** Problem to solve **
All of the data that follows should be retyped exactly, please, except the pictures.

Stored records
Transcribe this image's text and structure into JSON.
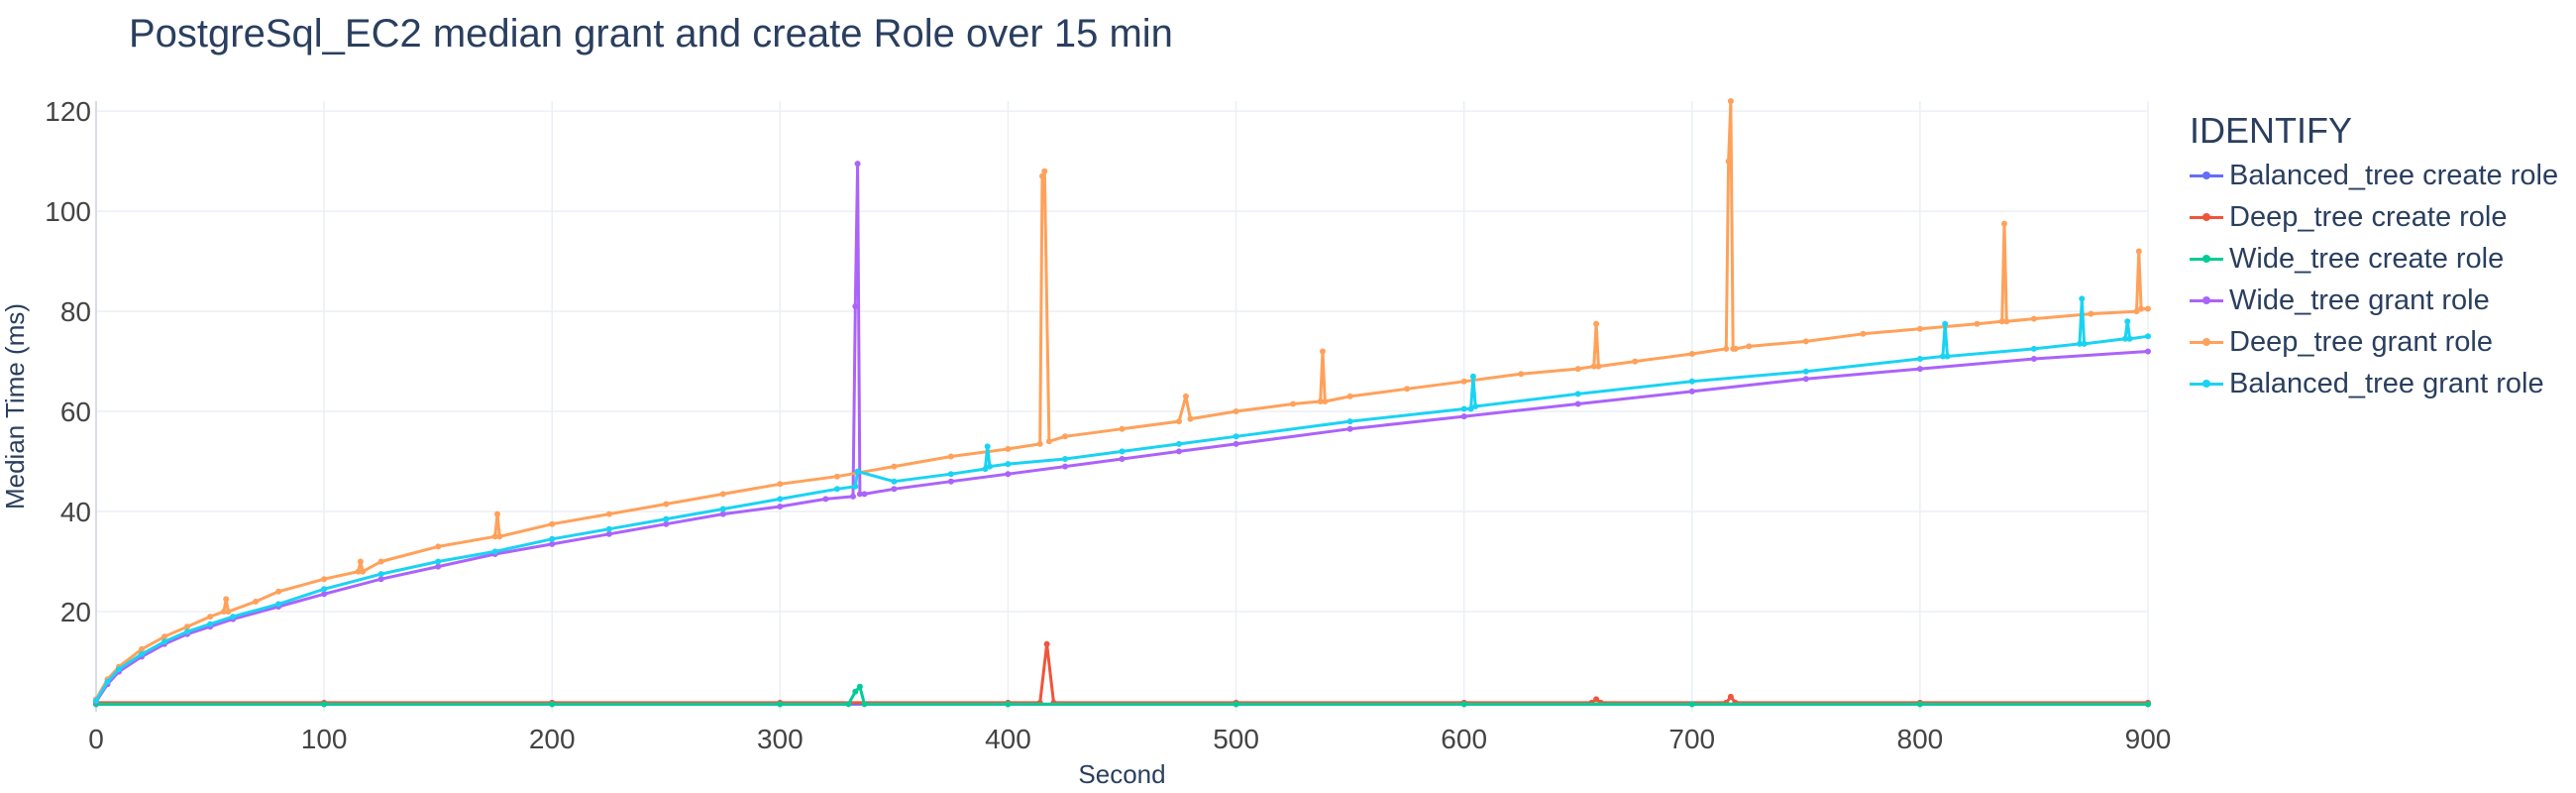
{
  "colors": {
    "grid": "#ebeff5",
    "zero_line": "#d8dde6",
    "tick_text": "#444444",
    "title_text": "#2a3f5f"
  },
  "chart_data": {
    "type": "line",
    "title": "PostgreSql_EC2 median grant and create Role over 15 min",
    "xlabel": "Second",
    "ylabel": "Median Time (ms)",
    "xlim": [
      0,
      900
    ],
    "ylim": [
      0,
      122
    ],
    "x_ticks": [
      "0",
      "100",
      "200",
      "300",
      "400",
      "500",
      "600",
      "700",
      "800",
      "900"
    ],
    "y_ticks": [
      "20",
      "40",
      "60",
      "80",
      "100",
      "120"
    ],
    "grid": true,
    "legend_title": "IDENTIFY",
    "legend_position": "right",
    "series": [
      {
        "name": "Balanced_tree create role",
        "color": "#636efa",
        "x": [
          0,
          100,
          200,
          300,
          400,
          500,
          600,
          700,
          800,
          900
        ],
        "y": [
          1.5,
          1.5,
          1.5,
          1.5,
          1.5,
          1.5,
          1.5,
          1.5,
          1.5,
          1.5
        ]
      },
      {
        "name": "Deep_tree create role",
        "color": "#ef553b",
        "x": [
          0,
          100,
          200,
          300,
          400,
          414,
          417,
          420,
          500,
          600,
          656,
          658,
          660,
          715,
          717,
          719,
          800,
          900
        ],
        "y": [
          1.8,
          1.8,
          1.8,
          1.8,
          1.8,
          1.8,
          13.5,
          1.8,
          1.8,
          1.8,
          1.8,
          2.5,
          1.8,
          1.8,
          3.0,
          1.8,
          1.8,
          1.8
        ]
      },
      {
        "name": "Wide_tree create role",
        "color": "#00cc96",
        "x": [
          0,
          100,
          200,
          300,
          330,
          333,
          335,
          337,
          400,
          500,
          600,
          700,
          800,
          900
        ],
        "y": [
          1.5,
          1.5,
          1.5,
          1.5,
          1.5,
          4.0,
          5.0,
          1.5,
          1.5,
          1.5,
          1.5,
          1.5,
          1.5,
          1.5
        ]
      },
      {
        "name": "Wide_tree grant role",
        "color": "#ab63fa",
        "x": [
          0,
          5,
          10,
          20,
          30,
          40,
          50,
          60,
          80,
          100,
          125,
          150,
          175,
          200,
          225,
          250,
          275,
          300,
          320,
          332,
          333,
          334,
          335,
          337,
          350,
          375,
          400,
          425,
          450,
          475,
          500,
          550,
          600,
          650,
          700,
          750,
          800,
          850,
          900
        ],
        "y": [
          2.0,
          5.5,
          8.0,
          11.0,
          13.5,
          15.5,
          17.0,
          18.5,
          21.0,
          23.5,
          26.5,
          29.0,
          31.5,
          33.5,
          35.5,
          37.5,
          39.5,
          41.0,
          42.5,
          43.0,
          81.0,
          109.5,
          43.5,
          43.5,
          44.5,
          46.0,
          47.5,
          49.0,
          50.5,
          52.0,
          53.5,
          56.5,
          59.0,
          61.5,
          64.0,
          66.5,
          68.5,
          70.5,
          72.0
        ]
      },
      {
        "name": "Deep_tree grant role",
        "color": "#ffa15a",
        "x": [
          0,
          5,
          10,
          20,
          30,
          40,
          50,
          56,
          57,
          58,
          70,
          80,
          100,
          115,
          116,
          117,
          125,
          150,
          175,
          176,
          177,
          200,
          225,
          250,
          275,
          300,
          325,
          350,
          375,
          400,
          414,
          415,
          416,
          418,
          425,
          450,
          475,
          478,
          480,
          500,
          525,
          537,
          538,
          539,
          550,
          575,
          600,
          625,
          650,
          657,
          658,
          659,
          675,
          700,
          715,
          716,
          717,
          718,
          719,
          725,
          750,
          775,
          800,
          825,
          836,
          837,
          838,
          850,
          875,
          895,
          896,
          897,
          900
        ],
        "y": [
          2.5,
          6.5,
          9.0,
          12.5,
          15.0,
          17.0,
          19.0,
          20.0,
          22.5,
          20.0,
          22.0,
          24.0,
          26.5,
          28.0,
          30.0,
          28.0,
          30.0,
          33.0,
          35.0,
          39.5,
          35.0,
          37.5,
          39.5,
          41.5,
          43.5,
          45.5,
          47.0,
          49.0,
          51.0,
          52.5,
          53.5,
          107.0,
          108.0,
          54.0,
          55.0,
          56.5,
          58.0,
          63.0,
          58.5,
          60.0,
          61.5,
          62.0,
          72.0,
          62.0,
          63.0,
          64.5,
          66.0,
          67.5,
          68.5,
          69.0,
          77.5,
          69.0,
          70.0,
          71.5,
          72.5,
          110.0,
          122.0,
          72.5,
          72.5,
          73.0,
          74.0,
          75.5,
          76.5,
          77.5,
          78.0,
          97.5,
          78.0,
          78.5,
          79.5,
          80.0,
          92.0,
          80.5,
          80.5
        ]
      },
      {
        "name": "Balanced_tree grant role",
        "color": "#19d3f3",
        "x": [
          0,
          5,
          10,
          20,
          30,
          40,
          50,
          60,
          80,
          100,
          125,
          150,
          175,
          200,
          225,
          250,
          275,
          300,
          325,
          333,
          334,
          350,
          375,
          390,
          391,
          392,
          400,
          425,
          450,
          475,
          500,
          550,
          600,
          603,
          604,
          605,
          650,
          700,
          750,
          800,
          810,
          811,
          812,
          850,
          870,
          871,
          872,
          890,
          891,
          892,
          900
        ],
        "y": [
          2.2,
          6.0,
          8.5,
          11.5,
          14.0,
          16.0,
          17.5,
          19.0,
          21.5,
          24.5,
          27.5,
          30.0,
          32.0,
          34.5,
          36.5,
          38.5,
          40.5,
          42.5,
          44.5,
          45.0,
          48.0,
          46.0,
          47.5,
          48.5,
          53.0,
          49.0,
          49.5,
          50.5,
          52.0,
          53.5,
          55.0,
          58.0,
          60.5,
          60.5,
          67.0,
          61.0,
          63.5,
          66.0,
          68.0,
          70.5,
          71.0,
          77.5,
          71.0,
          72.5,
          73.5,
          82.5,
          73.5,
          74.5,
          78.0,
          74.5,
          75.0
        ]
      }
    ]
  }
}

** Answer to this problem **
Transcribe this image's text and structure into JSON.
{
  "colors": {
    "grid": "#ebeff5",
    "zero_line": "#d8dde6",
    "tick_text": "#444444",
    "title_text": "#2a3f5f"
  },
  "chart_data": {
    "type": "line",
    "title": "PostgreSql_EC2 median grant and create Role over 15 min",
    "xlabel": "Second",
    "ylabel": "Median Time (ms)",
    "xlim": [
      0,
      900
    ],
    "ylim": [
      0,
      122
    ],
    "x_ticks": [
      "0",
      "100",
      "200",
      "300",
      "400",
      "500",
      "600",
      "700",
      "800",
      "900"
    ],
    "y_ticks": [
      "20",
      "40",
      "60",
      "80",
      "100",
      "120"
    ],
    "grid": true,
    "legend_title": "IDENTIFY",
    "legend_position": "right",
    "series": [
      {
        "name": "Balanced_tree create role",
        "color": "#636efa",
        "x": [
          0,
          100,
          200,
          300,
          400,
          500,
          600,
          700,
          800,
          900
        ],
        "y": [
          1.5,
          1.5,
          1.5,
          1.5,
          1.5,
          1.5,
          1.5,
          1.5,
          1.5,
          1.5
        ]
      },
      {
        "name": "Deep_tree create role",
        "color": "#ef553b",
        "x": [
          0,
          100,
          200,
          300,
          400,
          414,
          417,
          420,
          500,
          600,
          656,
          658,
          660,
          715,
          717,
          719,
          800,
          900
        ],
        "y": [
          1.8,
          1.8,
          1.8,
          1.8,
          1.8,
          1.8,
          13.5,
          1.8,
          1.8,
          1.8,
          1.8,
          2.5,
          1.8,
          1.8,
          3.0,
          1.8,
          1.8,
          1.8
        ]
      },
      {
        "name": "Wide_tree create role",
        "color": "#00cc96",
        "x": [
          0,
          100,
          200,
          300,
          330,
          333,
          335,
          337,
          400,
          500,
          600,
          700,
          800,
          900
        ],
        "y": [
          1.5,
          1.5,
          1.5,
          1.5,
          1.5,
          4.0,
          5.0,
          1.5,
          1.5,
          1.5,
          1.5,
          1.5,
          1.5,
          1.5
        ]
      },
      {
        "name": "Wide_tree grant role",
        "color": "#ab63fa",
        "x": [
          0,
          5,
          10,
          20,
          30,
          40,
          50,
          60,
          80,
          100,
          125,
          150,
          175,
          200,
          225,
          250,
          275,
          300,
          320,
          332,
          333,
          334,
          335,
          337,
          350,
          375,
          400,
          425,
          450,
          475,
          500,
          550,
          600,
          650,
          700,
          750,
          800,
          850,
          900
        ],
        "y": [
          2.0,
          5.5,
          8.0,
          11.0,
          13.5,
          15.5,
          17.0,
          18.5,
          21.0,
          23.5,
          26.5,
          29.0,
          31.5,
          33.5,
          35.5,
          37.5,
          39.5,
          41.0,
          42.5,
          43.0,
          81.0,
          109.5,
          43.5,
          43.5,
          44.5,
          46.0,
          47.5,
          49.0,
          50.5,
          52.0,
          53.5,
          56.5,
          59.0,
          61.5,
          64.0,
          66.5,
          68.5,
          70.5,
          72.0
        ]
      },
      {
        "name": "Deep_tree grant role",
        "color": "#ffa15a",
        "x": [
          0,
          5,
          10,
          20,
          30,
          40,
          50,
          56,
          57,
          58,
          70,
          80,
          100,
          115,
          116,
          117,
          125,
          150,
          175,
          176,
          177,
          200,
          225,
          250,
          275,
          300,
          325,
          350,
          375,
          400,
          414,
          415,
          416,
          418,
          425,
          450,
          475,
          478,
          480,
          500,
          525,
          537,
          538,
          539,
          550,
          575,
          600,
          625,
          650,
          657,
          658,
          659,
          675,
          700,
          715,
          716,
          717,
          718,
          719,
          725,
          750,
          775,
          800,
          825,
          836,
          837,
          838,
          850,
          875,
          895,
          896,
          897,
          900
        ],
        "y": [
          2.5,
          6.5,
          9.0,
          12.5,
          15.0,
          17.0,
          19.0,
          20.0,
          22.5,
          20.0,
          22.0,
          24.0,
          26.5,
          28.0,
          30.0,
          28.0,
          30.0,
          33.0,
          35.0,
          39.5,
          35.0,
          37.5,
          39.5,
          41.5,
          43.5,
          45.5,
          47.0,
          49.0,
          51.0,
          52.5,
          53.5,
          107.0,
          108.0,
          54.0,
          55.0,
          56.5,
          58.0,
          63.0,
          58.5,
          60.0,
          61.5,
          62.0,
          72.0,
          62.0,
          63.0,
          64.5,
          66.0,
          67.5,
          68.5,
          69.0,
          77.5,
          69.0,
          70.0,
          71.5,
          72.5,
          110.0,
          122.0,
          72.5,
          72.5,
          73.0,
          74.0,
          75.5,
          76.5,
          77.5,
          78.0,
          97.5,
          78.0,
          78.5,
          79.5,
          80.0,
          92.0,
          80.5,
          80.5
        ]
      },
      {
        "name": "Balanced_tree grant role",
        "color": "#19d3f3",
        "x": [
          0,
          5,
          10,
          20,
          30,
          40,
          50,
          60,
          80,
          100,
          125,
          150,
          175,
          200,
          225,
          250,
          275,
          300,
          325,
          333,
          334,
          350,
          375,
          390,
          391,
          392,
          400,
          425,
          450,
          475,
          500,
          550,
          600,
          603,
          604,
          605,
          650,
          700,
          750,
          800,
          810,
          811,
          812,
          850,
          870,
          871,
          872,
          890,
          891,
          892,
          900
        ],
        "y": [
          2.2,
          6.0,
          8.5,
          11.5,
          14.0,
          16.0,
          17.5,
          19.0,
          21.5,
          24.5,
          27.5,
          30.0,
          32.0,
          34.5,
          36.5,
          38.5,
          40.5,
          42.5,
          44.5,
          45.0,
          48.0,
          46.0,
          47.5,
          48.5,
          53.0,
          49.0,
          49.5,
          50.5,
          52.0,
          53.5,
          55.0,
          58.0,
          60.5,
          60.5,
          67.0,
          61.0,
          63.5,
          66.0,
          68.0,
          70.5,
          71.0,
          77.5,
          71.0,
          72.5,
          73.5,
          82.5,
          73.5,
          74.5,
          78.0,
          74.5,
          75.0
        ]
      }
    ]
  }
}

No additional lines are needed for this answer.